»»
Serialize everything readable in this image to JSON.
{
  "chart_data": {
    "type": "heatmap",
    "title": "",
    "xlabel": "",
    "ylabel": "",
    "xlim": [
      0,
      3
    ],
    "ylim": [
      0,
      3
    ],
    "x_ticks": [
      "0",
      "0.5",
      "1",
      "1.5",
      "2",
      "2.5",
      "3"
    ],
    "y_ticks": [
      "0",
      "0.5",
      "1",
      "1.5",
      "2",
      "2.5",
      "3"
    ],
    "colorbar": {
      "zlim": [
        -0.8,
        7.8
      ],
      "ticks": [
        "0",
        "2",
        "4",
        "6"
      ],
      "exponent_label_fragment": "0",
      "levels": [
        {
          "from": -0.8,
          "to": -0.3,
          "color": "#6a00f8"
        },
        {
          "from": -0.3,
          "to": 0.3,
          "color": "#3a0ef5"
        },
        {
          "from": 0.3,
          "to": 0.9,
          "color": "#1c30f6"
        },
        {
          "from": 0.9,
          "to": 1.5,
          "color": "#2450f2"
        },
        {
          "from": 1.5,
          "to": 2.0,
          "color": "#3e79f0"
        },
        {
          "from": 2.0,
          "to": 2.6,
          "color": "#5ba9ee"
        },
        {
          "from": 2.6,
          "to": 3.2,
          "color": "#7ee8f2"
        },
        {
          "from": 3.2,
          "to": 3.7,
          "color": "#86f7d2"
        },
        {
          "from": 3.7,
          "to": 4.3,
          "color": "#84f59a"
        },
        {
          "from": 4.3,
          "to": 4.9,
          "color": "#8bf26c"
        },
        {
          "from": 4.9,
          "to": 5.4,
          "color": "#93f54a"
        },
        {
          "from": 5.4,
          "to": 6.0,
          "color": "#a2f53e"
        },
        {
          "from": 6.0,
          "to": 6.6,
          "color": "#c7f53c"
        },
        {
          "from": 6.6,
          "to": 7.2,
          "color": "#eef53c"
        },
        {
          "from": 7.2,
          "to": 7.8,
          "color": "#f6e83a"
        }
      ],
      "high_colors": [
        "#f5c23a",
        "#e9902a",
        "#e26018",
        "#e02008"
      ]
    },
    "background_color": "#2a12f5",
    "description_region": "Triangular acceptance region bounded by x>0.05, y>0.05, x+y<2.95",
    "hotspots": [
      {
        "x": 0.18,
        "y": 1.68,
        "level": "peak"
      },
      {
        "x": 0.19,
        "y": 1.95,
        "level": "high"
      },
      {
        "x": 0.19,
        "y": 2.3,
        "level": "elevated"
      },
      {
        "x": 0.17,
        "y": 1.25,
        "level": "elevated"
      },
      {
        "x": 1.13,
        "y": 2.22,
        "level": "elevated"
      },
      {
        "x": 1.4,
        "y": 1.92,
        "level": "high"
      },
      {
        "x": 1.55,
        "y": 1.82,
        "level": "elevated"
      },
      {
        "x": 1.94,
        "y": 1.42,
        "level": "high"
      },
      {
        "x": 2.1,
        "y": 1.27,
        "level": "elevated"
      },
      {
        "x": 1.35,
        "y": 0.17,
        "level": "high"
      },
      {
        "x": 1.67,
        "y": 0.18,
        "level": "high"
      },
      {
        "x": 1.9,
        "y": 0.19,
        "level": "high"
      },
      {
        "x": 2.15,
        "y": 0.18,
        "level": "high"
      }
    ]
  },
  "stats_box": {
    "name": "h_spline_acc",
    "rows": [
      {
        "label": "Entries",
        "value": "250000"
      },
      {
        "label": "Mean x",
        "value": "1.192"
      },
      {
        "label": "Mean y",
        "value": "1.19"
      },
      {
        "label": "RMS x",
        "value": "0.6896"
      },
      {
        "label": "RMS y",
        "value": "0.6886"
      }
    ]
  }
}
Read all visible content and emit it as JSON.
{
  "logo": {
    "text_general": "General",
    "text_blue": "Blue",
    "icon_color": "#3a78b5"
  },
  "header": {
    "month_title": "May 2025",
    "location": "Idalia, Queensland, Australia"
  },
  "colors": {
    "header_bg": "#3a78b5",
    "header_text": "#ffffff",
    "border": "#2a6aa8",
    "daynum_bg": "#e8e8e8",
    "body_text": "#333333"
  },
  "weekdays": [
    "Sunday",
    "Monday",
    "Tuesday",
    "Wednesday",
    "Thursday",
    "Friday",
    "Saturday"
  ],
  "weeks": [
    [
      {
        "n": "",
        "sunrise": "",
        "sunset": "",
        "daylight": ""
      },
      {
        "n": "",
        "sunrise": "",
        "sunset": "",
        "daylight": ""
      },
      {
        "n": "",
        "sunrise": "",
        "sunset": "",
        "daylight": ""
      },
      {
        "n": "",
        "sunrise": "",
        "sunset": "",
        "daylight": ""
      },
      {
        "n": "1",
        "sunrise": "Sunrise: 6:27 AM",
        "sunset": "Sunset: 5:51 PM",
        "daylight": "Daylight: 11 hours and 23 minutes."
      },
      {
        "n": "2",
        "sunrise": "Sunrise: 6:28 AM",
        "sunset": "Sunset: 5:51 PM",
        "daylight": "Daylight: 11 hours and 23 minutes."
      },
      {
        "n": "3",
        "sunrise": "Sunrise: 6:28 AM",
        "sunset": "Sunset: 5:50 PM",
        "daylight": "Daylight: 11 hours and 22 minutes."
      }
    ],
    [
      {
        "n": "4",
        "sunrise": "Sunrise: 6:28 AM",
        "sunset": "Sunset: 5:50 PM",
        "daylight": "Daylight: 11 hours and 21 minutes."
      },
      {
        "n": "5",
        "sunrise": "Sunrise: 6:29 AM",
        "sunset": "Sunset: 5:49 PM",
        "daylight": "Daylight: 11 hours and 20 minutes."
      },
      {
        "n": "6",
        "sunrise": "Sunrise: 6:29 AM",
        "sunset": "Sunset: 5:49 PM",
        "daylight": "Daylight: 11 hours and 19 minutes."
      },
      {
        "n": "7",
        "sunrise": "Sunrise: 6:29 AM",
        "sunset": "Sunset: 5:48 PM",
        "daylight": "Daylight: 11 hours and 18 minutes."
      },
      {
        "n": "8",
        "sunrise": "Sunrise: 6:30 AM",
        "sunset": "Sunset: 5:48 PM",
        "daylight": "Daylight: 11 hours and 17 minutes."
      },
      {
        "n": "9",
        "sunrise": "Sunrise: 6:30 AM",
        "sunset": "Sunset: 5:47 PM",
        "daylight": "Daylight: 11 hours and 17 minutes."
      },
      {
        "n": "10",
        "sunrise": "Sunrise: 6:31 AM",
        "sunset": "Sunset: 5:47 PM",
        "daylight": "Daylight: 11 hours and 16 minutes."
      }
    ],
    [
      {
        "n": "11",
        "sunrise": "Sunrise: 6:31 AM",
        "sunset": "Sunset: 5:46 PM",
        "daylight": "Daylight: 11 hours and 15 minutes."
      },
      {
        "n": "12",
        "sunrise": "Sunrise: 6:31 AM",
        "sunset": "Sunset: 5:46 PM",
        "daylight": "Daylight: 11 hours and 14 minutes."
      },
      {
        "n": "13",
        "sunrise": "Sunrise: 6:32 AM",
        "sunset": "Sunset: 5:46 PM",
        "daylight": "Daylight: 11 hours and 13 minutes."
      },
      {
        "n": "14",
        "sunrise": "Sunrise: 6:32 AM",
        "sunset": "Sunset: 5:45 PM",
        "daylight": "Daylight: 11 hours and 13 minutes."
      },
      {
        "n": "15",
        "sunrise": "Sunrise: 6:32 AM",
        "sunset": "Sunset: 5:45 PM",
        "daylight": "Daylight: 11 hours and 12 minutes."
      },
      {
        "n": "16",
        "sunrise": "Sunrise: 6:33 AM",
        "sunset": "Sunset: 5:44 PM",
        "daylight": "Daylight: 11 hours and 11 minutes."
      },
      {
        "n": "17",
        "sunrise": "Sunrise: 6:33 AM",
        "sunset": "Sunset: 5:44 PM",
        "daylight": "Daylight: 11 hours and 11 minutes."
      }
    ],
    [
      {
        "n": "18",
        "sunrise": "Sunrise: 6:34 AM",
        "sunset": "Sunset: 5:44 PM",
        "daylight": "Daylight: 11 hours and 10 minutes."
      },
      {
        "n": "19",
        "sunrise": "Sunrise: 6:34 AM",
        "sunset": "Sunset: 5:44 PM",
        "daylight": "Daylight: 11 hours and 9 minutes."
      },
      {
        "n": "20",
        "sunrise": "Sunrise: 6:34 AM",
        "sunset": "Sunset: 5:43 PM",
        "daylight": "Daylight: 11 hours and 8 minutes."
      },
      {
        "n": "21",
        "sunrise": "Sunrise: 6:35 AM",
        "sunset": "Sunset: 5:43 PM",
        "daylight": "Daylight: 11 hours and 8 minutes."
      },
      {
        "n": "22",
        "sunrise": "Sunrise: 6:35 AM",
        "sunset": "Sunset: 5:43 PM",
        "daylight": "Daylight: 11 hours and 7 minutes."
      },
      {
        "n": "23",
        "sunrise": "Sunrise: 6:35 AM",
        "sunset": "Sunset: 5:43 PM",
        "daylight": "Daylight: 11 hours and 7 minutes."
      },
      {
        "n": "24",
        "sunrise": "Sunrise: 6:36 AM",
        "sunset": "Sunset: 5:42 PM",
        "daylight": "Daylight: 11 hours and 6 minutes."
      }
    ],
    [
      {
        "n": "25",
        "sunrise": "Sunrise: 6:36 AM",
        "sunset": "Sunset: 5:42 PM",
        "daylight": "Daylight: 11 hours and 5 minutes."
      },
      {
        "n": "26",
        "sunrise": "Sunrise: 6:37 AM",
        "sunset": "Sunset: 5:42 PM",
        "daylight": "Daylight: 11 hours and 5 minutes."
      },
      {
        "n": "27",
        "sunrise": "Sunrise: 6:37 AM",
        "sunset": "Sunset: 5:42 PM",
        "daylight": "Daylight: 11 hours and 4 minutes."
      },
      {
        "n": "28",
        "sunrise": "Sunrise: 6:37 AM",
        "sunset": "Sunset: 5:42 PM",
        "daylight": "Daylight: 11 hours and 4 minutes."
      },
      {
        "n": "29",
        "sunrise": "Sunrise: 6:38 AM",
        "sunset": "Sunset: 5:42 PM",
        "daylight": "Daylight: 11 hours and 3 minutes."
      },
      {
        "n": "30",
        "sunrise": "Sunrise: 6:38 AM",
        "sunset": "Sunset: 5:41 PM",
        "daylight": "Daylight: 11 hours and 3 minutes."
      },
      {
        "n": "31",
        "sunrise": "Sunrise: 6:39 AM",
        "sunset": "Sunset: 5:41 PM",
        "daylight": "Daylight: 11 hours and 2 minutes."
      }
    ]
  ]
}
««
Above are the records; copy every line in them that holds the word "value".

= RESPONSE TO THIS EXERCISE =
        "value": "250000"
        "value": "1.192"
        "value": "1.19"
        "value": "0.6896"
        "value": "0.6886"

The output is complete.